--- start of Page text ---
On the tenth of February, after the speaker had reported to the house of commons the answer to their address, Lord North presented a message from the king, asking the augmentation of his forces. The minister, who still clung to the hope of reducing Massachusetts by the terrors of legislation, next proposed to restrain the commerce of New England and exclude its fishermen from the banks of Newfoundland. The best ship-builders in the world were at Boston, and their yards had been closed; the New England fishermen were now to be restrained from a toil in which they excelled all nations.

"God and nature," said Johnston, "have given that fishery to New England and not to Old." Dunning defended the right of the Americans to fish on the banks. "If rebellion is resistance to government," said Sir George Saville, "it must sometimes be justifiable. May not a people, taxed without their consent and their petitions against such taxation rejected, their charters taken away without a hearing, and an army let loose upon them without a possibility of obtaining justice, be said to be in justifiable rebellion?" But the ministerial measure, though by keeping the New England fishermen at home it provided recruits for an insurgent army, was carried through all its stages by great majorities. Bishop Newton, in the lords, reasoned "that rebellion is the sin of witchcraft, and that one so unnatural as that of New England could be ascribed to nothing less than diabolical infatuation."
--- end of Page text ---
Problem 1:
Answer these questions from the passage on the New England fishery debate:
(a) What did Lord North present to the house of commons on the tenth of February?
(b) According to Johnston, to whom have God and nature given the fishery?
(c) What did Bishop Newton say rebellion is?
Problem 2: Carry on the passage about the New England fishery debate, starting after its final sentence.
The material after this text is not needed.
--- start of Material provided ---
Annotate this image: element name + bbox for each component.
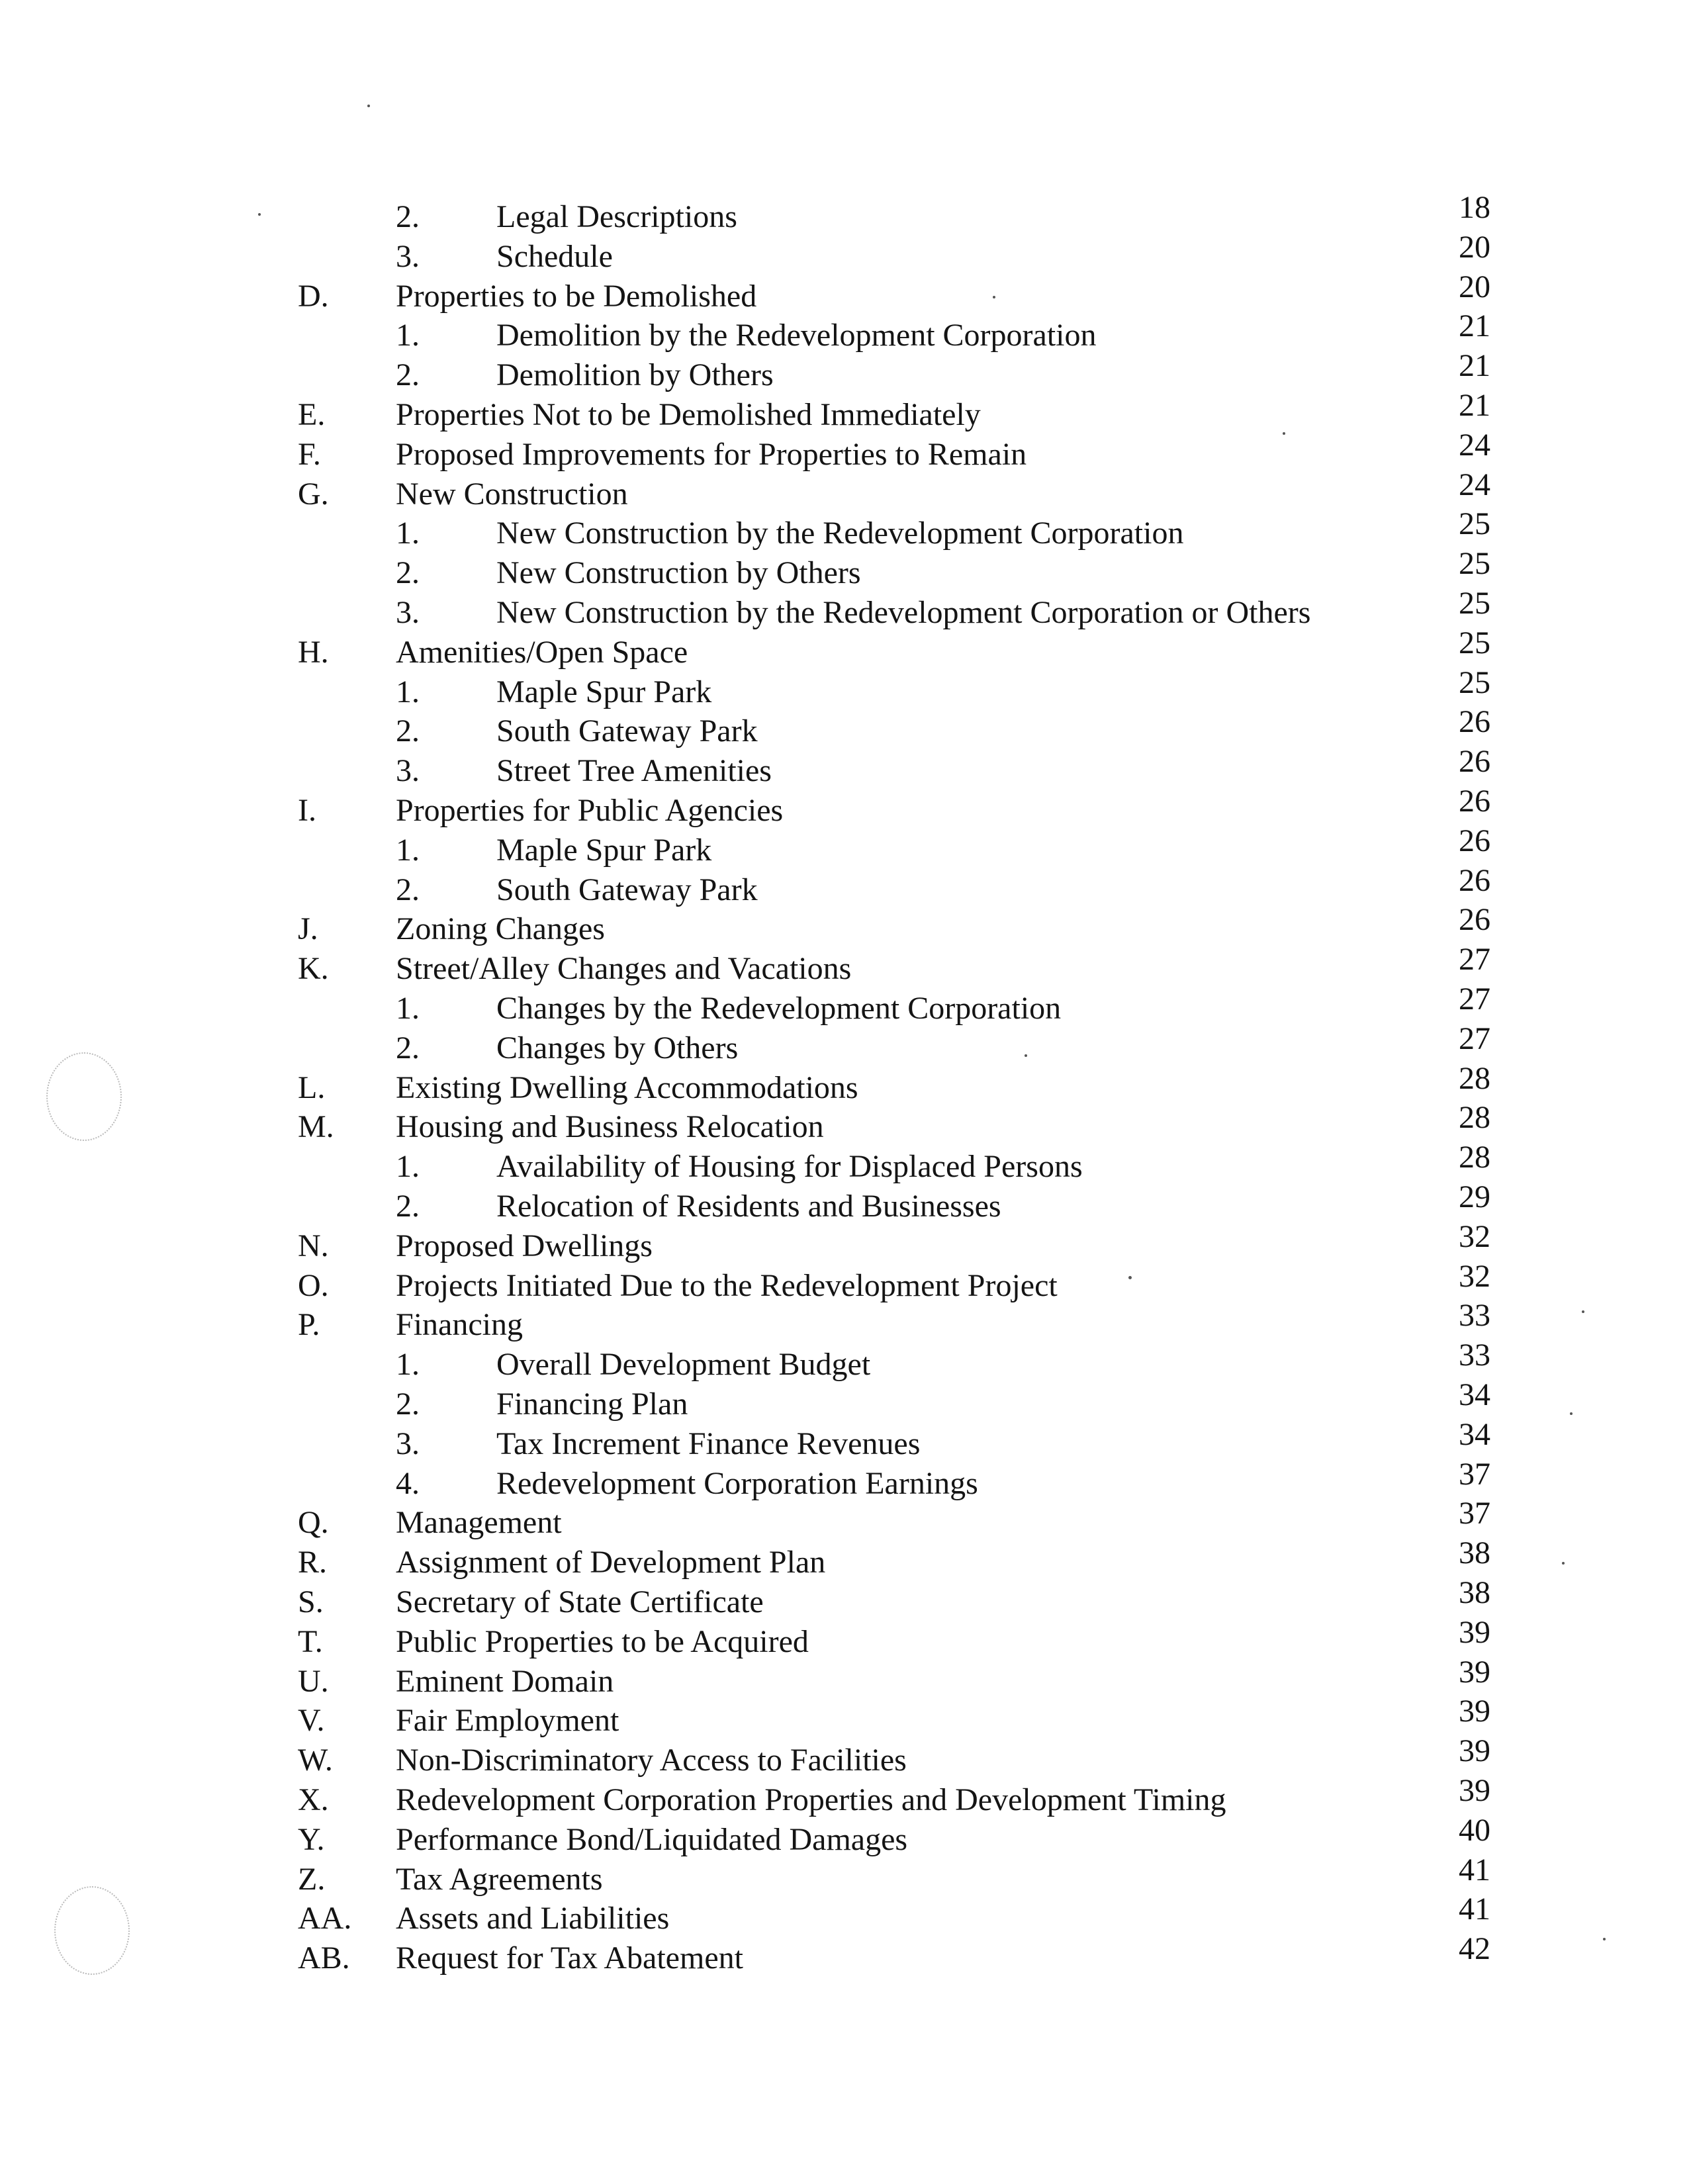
--- end of Material provided ---
Final result 1:
(a) A message from the king asking the augmentation of his forces.
(b) To New England and not to Old.
(c) The sin of witchcraft.

Final result 2:
The minister of France requested the most precise orders to all British naval officers not to annoy the commerce of the French colonies. "Such orders," answered Rochford, "have been given; and we have the greatest desire to live with you in the most perfect friendship." A letter from Lord Stormont, the British ambassador at Paris, was cited in the house of lords to prove that France equally wished a continuance of peace. "You can put no trust in Gallic faith," replied Richmond, "except so long as it shall be their interest to keep their word." To this Rochford, the secretary of state, assented,

proving, however, from Raynal's History of the Two Indies, that it was not for the interest of France that the English colonies should throw off the yoke. The next courier took to the king of France the report that neither the opposition nor the British minister put faith in his sincerity.

Lord North would gladly have escaped from his embarrassments by concession. "I am a friend to holding out the olivebranch," wrote the king to his pliant minister, "yet I believe that, when once vigorous measures appear to be the only means, the colonies will submit. I shall never look to the right or to the left, but steadily pursue that track which my conscience dictates to be the right one." The preparations for war were, therefore, to proceed; but he consented that the commanders of the naval and military forces might be invested with commissions for the restoration of peace according to a measure to be proposed by Lord North. From Franklin, whose aid in the scheme was earnestly desired, the minister once more sought to learn the least amount of concession that could be accepted.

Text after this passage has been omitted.